--- Directions for this task ---
Every record must appear in your copy exactly as written, with no pictures.
== == ==
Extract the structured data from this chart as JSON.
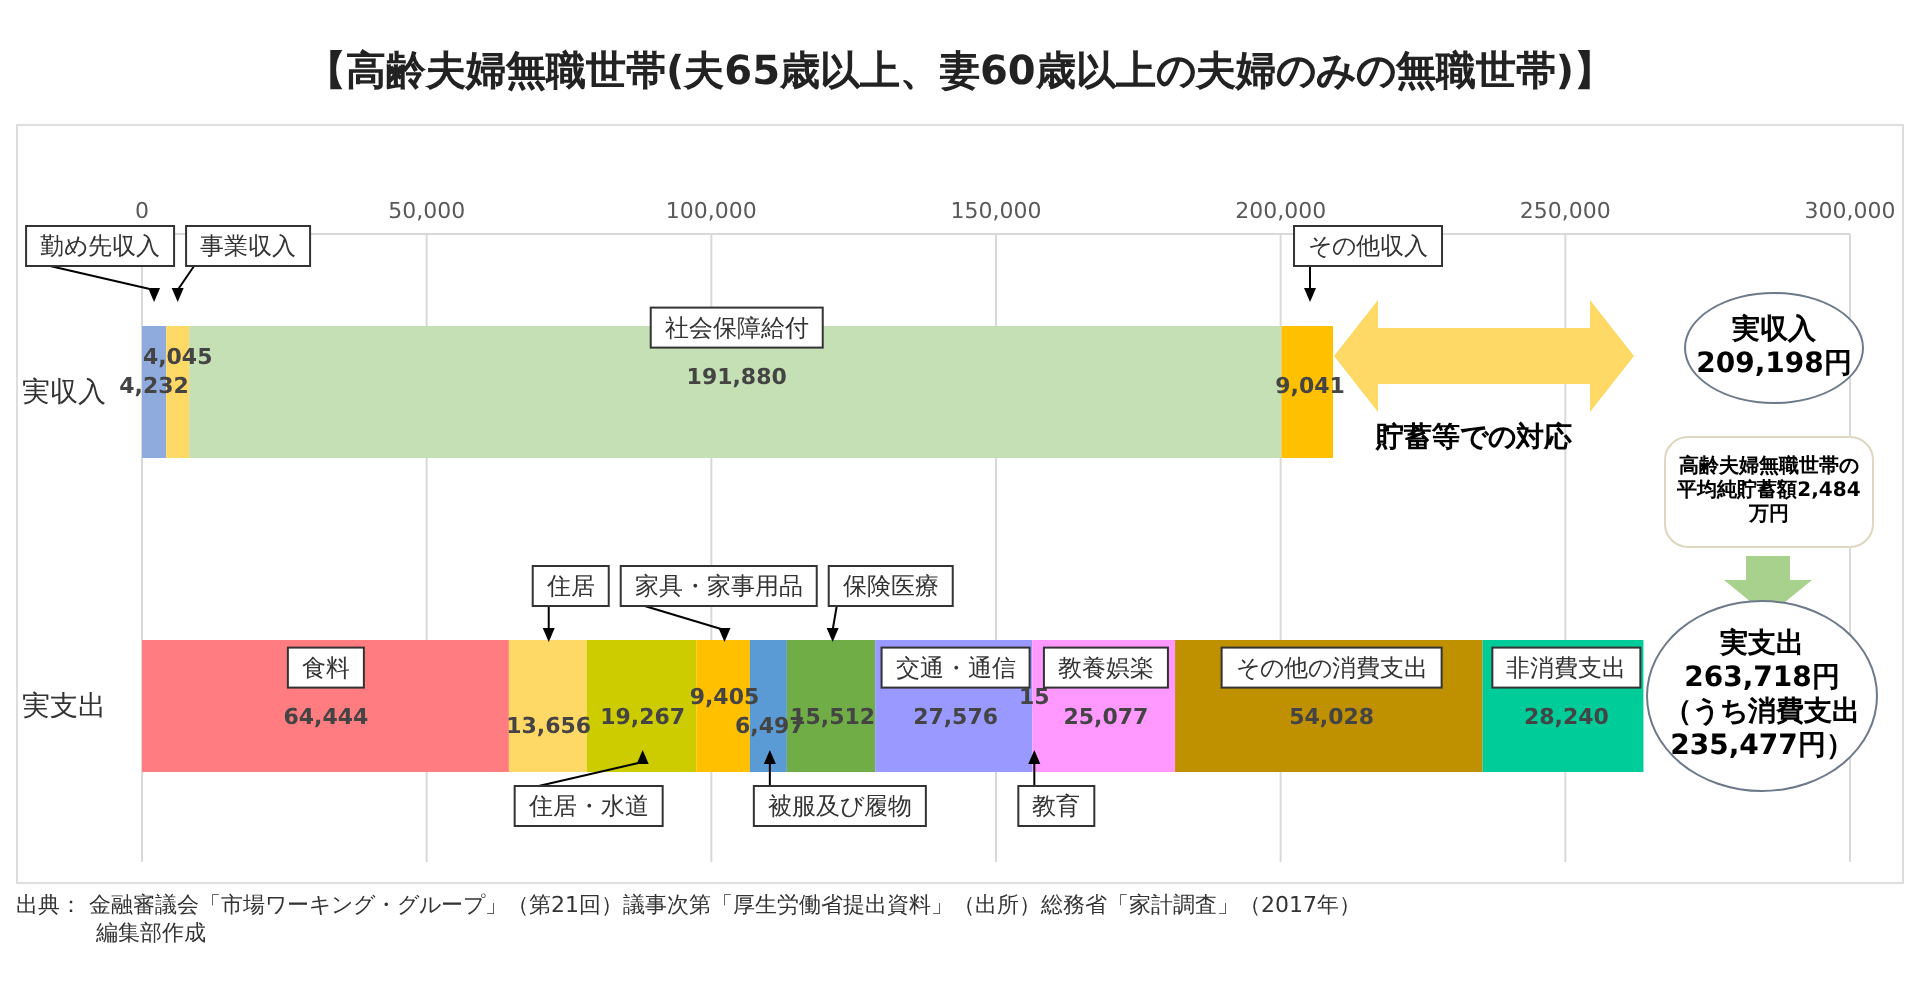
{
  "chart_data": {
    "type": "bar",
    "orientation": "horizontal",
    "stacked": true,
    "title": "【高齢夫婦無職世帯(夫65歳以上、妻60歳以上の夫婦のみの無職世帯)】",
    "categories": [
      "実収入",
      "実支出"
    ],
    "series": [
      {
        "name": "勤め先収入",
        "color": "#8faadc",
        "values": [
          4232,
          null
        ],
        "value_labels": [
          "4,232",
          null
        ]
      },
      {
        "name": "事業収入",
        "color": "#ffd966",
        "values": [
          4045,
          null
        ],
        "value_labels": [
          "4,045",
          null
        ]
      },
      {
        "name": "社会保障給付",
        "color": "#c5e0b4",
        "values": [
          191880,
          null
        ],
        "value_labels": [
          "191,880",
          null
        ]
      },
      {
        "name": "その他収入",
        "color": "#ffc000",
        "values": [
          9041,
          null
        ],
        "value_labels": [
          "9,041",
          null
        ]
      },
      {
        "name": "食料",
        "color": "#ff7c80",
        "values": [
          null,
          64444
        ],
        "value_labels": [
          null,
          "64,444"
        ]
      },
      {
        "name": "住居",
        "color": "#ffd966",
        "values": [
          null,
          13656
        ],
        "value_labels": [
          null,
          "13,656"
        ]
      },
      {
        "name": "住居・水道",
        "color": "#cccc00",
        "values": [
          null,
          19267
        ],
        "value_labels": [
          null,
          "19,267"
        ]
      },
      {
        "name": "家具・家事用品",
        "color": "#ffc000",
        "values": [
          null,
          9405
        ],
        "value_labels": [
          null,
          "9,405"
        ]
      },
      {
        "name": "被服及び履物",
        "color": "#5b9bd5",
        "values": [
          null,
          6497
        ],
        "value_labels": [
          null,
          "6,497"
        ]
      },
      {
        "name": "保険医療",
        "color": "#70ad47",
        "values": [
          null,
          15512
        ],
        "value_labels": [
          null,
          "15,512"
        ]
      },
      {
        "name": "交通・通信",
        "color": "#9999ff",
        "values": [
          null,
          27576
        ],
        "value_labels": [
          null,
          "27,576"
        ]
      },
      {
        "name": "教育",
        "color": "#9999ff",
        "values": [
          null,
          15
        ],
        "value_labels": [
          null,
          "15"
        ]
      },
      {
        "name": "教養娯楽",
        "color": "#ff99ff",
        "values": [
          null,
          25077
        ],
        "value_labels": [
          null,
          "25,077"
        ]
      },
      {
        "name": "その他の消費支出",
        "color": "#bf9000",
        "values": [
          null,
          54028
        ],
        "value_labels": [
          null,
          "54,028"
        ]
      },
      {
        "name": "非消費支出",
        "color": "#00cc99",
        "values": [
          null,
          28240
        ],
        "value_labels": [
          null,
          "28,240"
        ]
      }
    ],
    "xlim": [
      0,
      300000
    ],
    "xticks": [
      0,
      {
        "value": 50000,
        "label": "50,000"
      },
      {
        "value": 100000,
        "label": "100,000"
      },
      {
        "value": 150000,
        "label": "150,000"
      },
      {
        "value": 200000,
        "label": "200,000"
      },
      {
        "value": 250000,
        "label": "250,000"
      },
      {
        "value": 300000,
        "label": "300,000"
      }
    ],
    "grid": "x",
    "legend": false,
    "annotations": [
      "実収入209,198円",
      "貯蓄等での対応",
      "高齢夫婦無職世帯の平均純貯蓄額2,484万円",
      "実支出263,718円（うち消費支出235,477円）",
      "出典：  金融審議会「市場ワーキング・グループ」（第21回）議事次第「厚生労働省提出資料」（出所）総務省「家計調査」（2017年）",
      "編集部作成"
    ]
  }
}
== == ==
--- Written reply ---
Extract the structured data from this chart as JSON.
{
  "chart_data": {
    "type": "bar",
    "orientation": "horizontal",
    "stacked": true,
    "title": "【高齢夫婦無職世帯(夫65歳以上、妻60歳以上の夫婦のみの無職世帯)】",
    "categories": [
      "実収入",
      "実支出"
    ],
    "series": [
      {
        "name": "勤め先収入",
        "color": "#8faadc",
        "values": [
          4232,
          null
        ],
        "value_labels": [
          "4,232",
          null
        ]
      },
      {
        "name": "事業収入",
        "color": "#ffd966",
        "values": [
          4045,
          null
        ],
        "value_labels": [
          "4,045",
          null
        ]
      },
      {
        "name": "社会保障給付",
        "color": "#c5e0b4",
        "values": [
          191880,
          null
        ],
        "value_labels": [
          "191,880",
          null
        ]
      },
      {
        "name": "その他収入",
        "color": "#ffc000",
        "values": [
          9041,
          null
        ],
        "value_labels": [
          "9,041",
          null
        ]
      },
      {
        "name": "食料",
        "color": "#ff7c80",
        "values": [
          null,
          64444
        ],
        "value_labels": [
          null,
          "64,444"
        ]
      },
      {
        "name": "住居",
        "color": "#ffd966",
        "values": [
          null,
          13656
        ],
        "value_labels": [
          null,
          "13,656"
        ]
      },
      {
        "name": "住居・水道",
        "color": "#cccc00",
        "values": [
          null,
          19267
        ],
        "value_labels": [
          null,
          "19,267"
        ]
      },
      {
        "name": "家具・家事用品",
        "color": "#ffc000",
        "values": [
          null,
          9405
        ],
        "value_labels": [
          null,
          "9,405"
        ]
      },
      {
        "name": "被服及び履物",
        "color": "#5b9bd5",
        "values": [
          null,
          6497
        ],
        "value_labels": [
          null,
          "6,497"
        ]
      },
      {
        "name": "保険医療",
        "color": "#70ad47",
        "values": [
          null,
          15512
        ],
        "value_labels": [
          null,
          "15,512"
        ]
      },
      {
        "name": "交通・通信",
        "color": "#9999ff",
        "values": [
          null,
          27576
        ],
        "value_labels": [
          null,
          "27,576"
        ]
      },
      {
        "name": "教育",
        "color": "#9999ff",
        "values": [
          null,
          15
        ],
        "value_labels": [
          null,
          "15"
        ]
      },
      {
        "name": "教養娯楽",
        "color": "#ff99ff",
        "values": [
          null,
          25077
        ],
        "value_labels": [
          null,
          "25,077"
        ]
      },
      {
        "name": "その他の消費支出",
        "color": "#bf9000",
        "values": [
          null,
          54028
        ],
        "value_labels": [
          null,
          "54,028"
        ]
      },
      {
        "name": "非消費支出",
        "color": "#00cc99",
        "values": [
          null,
          28240
        ],
        "value_labels": [
          null,
          "28,240"
        ]
      }
    ],
    "xlim": [
      0,
      300000
    ],
    "xticks": [
      0,
      {
        "value": 50000,
        "label": "50,000"
      },
      {
        "value": 100000,
        "label": "100,000"
      },
      {
        "value": 150000,
        "label": "150,000"
      },
      {
        "value": 200000,
        "label": "200,000"
      },
      {
        "value": 250000,
        "label": "250,000"
      },
      {
        "value": 300000,
        "label": "300,000"
      }
    ],
    "grid": "x",
    "legend": false,
    "annotations": [
      "実収入209,198円",
      "貯蓄等での対応",
      "高齢夫婦無職世帯の平均純貯蓄額2,484万円",
      "実支出263,718円（うち消費支出235,477円）",
      "出典：  金融審議会「市場ワーキング・グループ」（第21回）議事次第「厚生労働省提出資料」（出所）総務省「家計調査」（2017年）",
      "編集部作成"
    ]
  }
}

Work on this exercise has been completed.